> _Set problem_: Exclude the pictures and retype the entries as written.

> _Supplied data_:

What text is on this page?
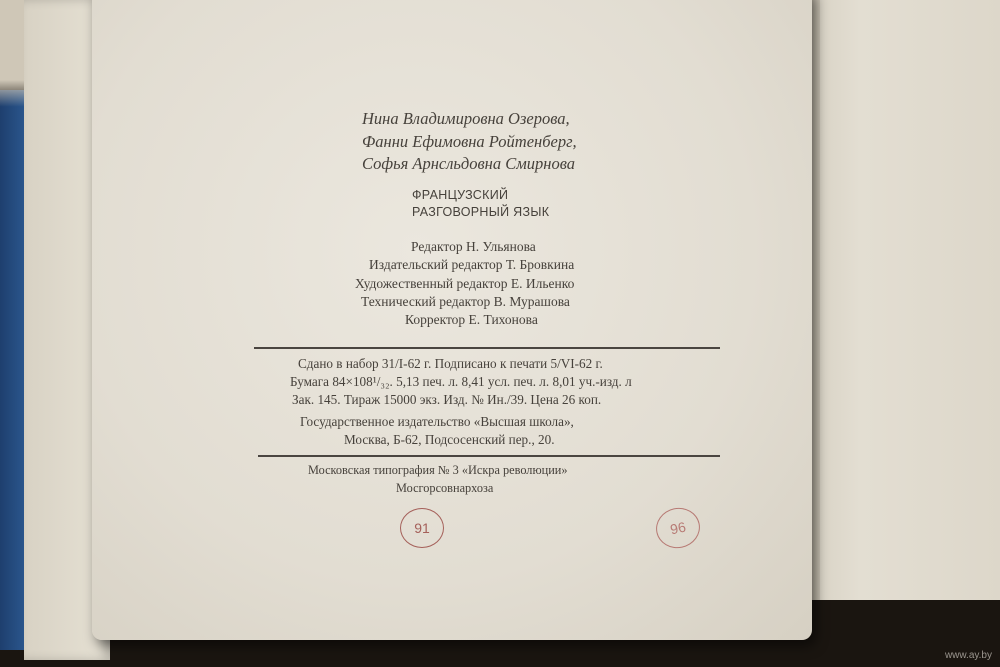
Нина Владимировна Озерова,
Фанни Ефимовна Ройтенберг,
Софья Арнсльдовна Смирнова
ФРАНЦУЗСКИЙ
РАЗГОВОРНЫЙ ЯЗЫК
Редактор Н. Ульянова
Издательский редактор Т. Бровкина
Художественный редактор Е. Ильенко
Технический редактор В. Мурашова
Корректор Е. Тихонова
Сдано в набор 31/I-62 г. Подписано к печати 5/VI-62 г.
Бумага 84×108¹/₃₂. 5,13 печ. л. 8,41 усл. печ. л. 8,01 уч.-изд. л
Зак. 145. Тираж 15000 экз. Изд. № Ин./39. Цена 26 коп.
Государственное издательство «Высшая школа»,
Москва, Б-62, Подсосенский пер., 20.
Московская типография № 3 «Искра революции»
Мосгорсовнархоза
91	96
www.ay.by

> _Reply_:
What text is on this page?
Нина Владимировна Озерова,
Фанни Ефимовна Ройтенберг,
Софья Арнсльдовна Смирнова
ФРАНЦУЗСКИЙ
РАЗГОВОРНЫЙ ЯЗЫК
Редактор Н. Ульянова
Издательский редактор Т. Бровкина
Художественный редактор Е. Ильенко
Технический редактор В. Мурашова
Корректор Е. Тихонова
Сдано в набор 31/I-62 г. Подписано к печати 5/VI-62 г.
Бумага 84×108¹/₃₂. 5,13 печ. л. 8,41 усл. печ. л. 8,01 уч.-изд. л
Зак. 145. Тираж 15000 экз. Изд. № Ин./39. Цена 26 коп.
Государственное издательство «Высшая школа»,
Москва, Б-62, Подсосенский пер., 20.
Московская типография № 3 «Искра революции»
Мосгорсовнархоза
91	96
www.ay.by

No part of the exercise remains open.